--- START ---

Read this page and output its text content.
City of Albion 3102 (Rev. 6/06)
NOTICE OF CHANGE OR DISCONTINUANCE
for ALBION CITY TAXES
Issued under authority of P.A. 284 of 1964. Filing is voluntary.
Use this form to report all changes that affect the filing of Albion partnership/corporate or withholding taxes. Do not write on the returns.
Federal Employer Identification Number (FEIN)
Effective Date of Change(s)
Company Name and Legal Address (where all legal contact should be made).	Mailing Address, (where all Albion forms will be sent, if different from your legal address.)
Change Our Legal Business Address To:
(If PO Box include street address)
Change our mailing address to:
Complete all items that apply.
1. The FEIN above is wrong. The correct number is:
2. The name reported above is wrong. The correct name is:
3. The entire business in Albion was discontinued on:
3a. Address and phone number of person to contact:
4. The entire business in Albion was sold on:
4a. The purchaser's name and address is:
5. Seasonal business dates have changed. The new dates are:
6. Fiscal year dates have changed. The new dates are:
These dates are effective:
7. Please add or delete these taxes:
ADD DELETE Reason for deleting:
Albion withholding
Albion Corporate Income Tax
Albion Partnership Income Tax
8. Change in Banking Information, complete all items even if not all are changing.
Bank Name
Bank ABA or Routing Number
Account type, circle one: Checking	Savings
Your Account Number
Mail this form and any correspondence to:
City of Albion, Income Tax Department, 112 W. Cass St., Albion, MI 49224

--- END ---

Task instructions: Repeat back the data above, exact to the last character.

Written solution:
Read this page and output its text content.
City of Albion 3102 (Rev. 6/06)
NOTICE OF CHANGE OR DISCONTINUANCE
for ALBION CITY TAXES
Issued under authority of P.A. 284 of 1964. Filing is voluntary.
Use this form to report all changes that affect the filing of Albion partnership/corporate or withholding taxes. Do not write on the returns.
Federal Employer Identification Number (FEIN)
Effective Date of Change(s)
Company Name and Legal Address (where all legal contact should be made).	Mailing Address, (where all Albion forms will be sent, if different from your legal address.)
Change Our Legal Business Address To:
(If PO Box include street address)
Change our mailing address to:
Complete all items that apply.
1. The FEIN above is wrong. The correct number is:
2. The name reported above is wrong. The correct name is:
3. The entire business in Albion was discontinued on:
3a. Address and phone number of person to contact:
4. The entire business in Albion was sold on:
4a. The purchaser's name and address is:
5. Seasonal business dates have changed. The new dates are:
6. Fiscal year dates have changed. The new dates are:
These dates are effective:
7. Please add or delete these taxes:
ADD DELETE Reason for deleting:
Albion withholding
Albion Corporate Income Tax
Albion Partnership Income Tax
8. Change in Banking Information, complete all items even if not all are changing.
Bank Name
Bank ABA or Routing Number
Account type, circle one: Checking	Savings
Your Account Number
Mail this form and any correspondence to:
City of Albion, Income Tax Department, 112 W. Cass St., Albion, MI 49224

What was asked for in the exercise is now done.